_Items listed in a dataset_
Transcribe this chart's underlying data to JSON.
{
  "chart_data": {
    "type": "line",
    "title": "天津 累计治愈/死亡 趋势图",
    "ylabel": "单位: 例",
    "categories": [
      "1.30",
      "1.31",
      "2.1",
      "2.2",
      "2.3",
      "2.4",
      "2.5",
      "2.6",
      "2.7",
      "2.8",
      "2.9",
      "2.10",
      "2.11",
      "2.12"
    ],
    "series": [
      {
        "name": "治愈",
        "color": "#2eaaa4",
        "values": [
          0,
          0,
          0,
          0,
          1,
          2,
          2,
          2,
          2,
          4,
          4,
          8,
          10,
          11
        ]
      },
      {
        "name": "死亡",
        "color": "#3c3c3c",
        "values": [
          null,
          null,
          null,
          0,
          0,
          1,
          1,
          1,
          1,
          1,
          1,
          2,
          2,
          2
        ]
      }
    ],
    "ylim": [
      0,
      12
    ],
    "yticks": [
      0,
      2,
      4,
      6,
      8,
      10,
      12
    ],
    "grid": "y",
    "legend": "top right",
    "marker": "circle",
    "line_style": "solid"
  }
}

_SET PROBLEM_
Transcribe every entry verbatim.

_WRITTEN ANSWER_
Transcribe this chart's underlying data to JSON.
{
  "chart_data": {
    "type": "line",
    "title": "天津 累计治愈/死亡 趋势图",
    "ylabel": "单位: 例",
    "categories": [
      "1.30",
      "1.31",
      "2.1",
      "2.2",
      "2.3",
      "2.4",
      "2.5",
      "2.6",
      "2.7",
      "2.8",
      "2.9",
      "2.10",
      "2.11",
      "2.12"
    ],
    "series": [
      {
        "name": "治愈",
        "color": "#2eaaa4",
        "values": [
          0,
          0,
          0,
          0,
          1,
          2,
          2,
          2,
          2,
          4,
          4,
          8,
          10,
          11
        ]
      },
      {
        "name": "死亡",
        "color": "#3c3c3c",
        "values": [
          null,
          null,
          null,
          0,
          0,
          1,
          1,
          1,
          1,
          1,
          1,
          2,
          2,
          2
        ]
      }
    ],
    "ylim": [
      0,
      12
    ],
    "yticks": [
      0,
      2,
      4,
      6,
      8,
      10,
      12
    ],
    "grid": "y",
    "legend": "top right",
    "marker": "circle",
    "line_style": "solid"
  }
}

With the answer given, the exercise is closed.